- [Rows]
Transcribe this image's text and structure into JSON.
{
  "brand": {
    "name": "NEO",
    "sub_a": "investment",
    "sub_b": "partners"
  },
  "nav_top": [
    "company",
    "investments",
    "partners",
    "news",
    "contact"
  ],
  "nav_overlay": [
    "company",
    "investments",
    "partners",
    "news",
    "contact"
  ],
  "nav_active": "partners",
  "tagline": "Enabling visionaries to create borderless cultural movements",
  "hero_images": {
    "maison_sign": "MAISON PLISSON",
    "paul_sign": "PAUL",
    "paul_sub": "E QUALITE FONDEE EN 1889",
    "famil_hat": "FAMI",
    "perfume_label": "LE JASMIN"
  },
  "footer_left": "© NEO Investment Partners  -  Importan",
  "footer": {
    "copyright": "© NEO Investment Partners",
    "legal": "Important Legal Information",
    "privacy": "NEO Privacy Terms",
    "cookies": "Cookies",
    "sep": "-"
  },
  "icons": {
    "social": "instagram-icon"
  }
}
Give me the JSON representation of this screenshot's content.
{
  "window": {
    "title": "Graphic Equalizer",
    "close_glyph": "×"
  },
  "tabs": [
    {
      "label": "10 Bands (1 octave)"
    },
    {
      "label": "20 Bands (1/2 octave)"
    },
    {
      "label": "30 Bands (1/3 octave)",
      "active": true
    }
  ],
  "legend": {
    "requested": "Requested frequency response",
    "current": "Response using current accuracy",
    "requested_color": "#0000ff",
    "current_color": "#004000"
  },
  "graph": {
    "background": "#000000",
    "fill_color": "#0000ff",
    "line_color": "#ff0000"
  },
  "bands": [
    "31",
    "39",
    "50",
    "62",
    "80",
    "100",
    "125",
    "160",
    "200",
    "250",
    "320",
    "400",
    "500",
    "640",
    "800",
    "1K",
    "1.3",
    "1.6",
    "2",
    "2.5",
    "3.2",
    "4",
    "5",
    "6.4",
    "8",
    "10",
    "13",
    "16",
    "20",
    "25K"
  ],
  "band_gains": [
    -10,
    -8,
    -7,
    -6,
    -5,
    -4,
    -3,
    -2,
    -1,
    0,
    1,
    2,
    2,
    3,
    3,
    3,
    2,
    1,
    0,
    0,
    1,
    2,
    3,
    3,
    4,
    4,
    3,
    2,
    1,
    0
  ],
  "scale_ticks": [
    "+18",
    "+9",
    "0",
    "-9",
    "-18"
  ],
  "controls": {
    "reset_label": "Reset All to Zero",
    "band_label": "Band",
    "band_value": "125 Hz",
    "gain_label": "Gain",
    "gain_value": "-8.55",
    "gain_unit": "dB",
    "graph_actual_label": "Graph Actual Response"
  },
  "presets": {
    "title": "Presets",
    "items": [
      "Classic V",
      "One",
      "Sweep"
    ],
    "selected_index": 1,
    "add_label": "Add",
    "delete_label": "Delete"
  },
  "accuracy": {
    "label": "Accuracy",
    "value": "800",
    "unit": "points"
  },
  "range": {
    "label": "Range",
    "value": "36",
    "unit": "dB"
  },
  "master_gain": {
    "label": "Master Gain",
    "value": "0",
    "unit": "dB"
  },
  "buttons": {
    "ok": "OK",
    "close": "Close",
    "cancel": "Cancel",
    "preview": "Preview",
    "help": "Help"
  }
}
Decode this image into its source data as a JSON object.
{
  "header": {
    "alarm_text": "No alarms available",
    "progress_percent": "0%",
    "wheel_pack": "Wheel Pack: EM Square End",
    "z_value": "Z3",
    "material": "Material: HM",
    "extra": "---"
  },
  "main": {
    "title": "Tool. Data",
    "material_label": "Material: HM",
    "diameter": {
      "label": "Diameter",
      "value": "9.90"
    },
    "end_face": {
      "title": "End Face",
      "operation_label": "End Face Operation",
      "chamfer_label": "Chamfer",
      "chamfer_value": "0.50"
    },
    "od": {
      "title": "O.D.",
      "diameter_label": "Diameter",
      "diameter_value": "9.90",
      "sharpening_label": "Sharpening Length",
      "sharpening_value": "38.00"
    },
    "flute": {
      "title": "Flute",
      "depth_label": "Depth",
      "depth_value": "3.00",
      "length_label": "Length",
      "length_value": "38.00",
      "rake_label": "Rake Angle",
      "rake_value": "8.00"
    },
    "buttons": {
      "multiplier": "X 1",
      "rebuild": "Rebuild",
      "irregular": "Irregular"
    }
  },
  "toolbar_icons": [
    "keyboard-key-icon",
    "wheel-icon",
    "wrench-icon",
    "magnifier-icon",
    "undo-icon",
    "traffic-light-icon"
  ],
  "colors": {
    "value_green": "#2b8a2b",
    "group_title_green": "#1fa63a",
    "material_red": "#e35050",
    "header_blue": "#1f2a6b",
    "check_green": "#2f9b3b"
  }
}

- [Given request] Which lines contain "this"? Copy each of them out.

- [Exercise response]
Transcribe this image's text and structure into JSON.
Give me the JSON representation of this screenshot's content.
Decode this image into its source data as a JSON object.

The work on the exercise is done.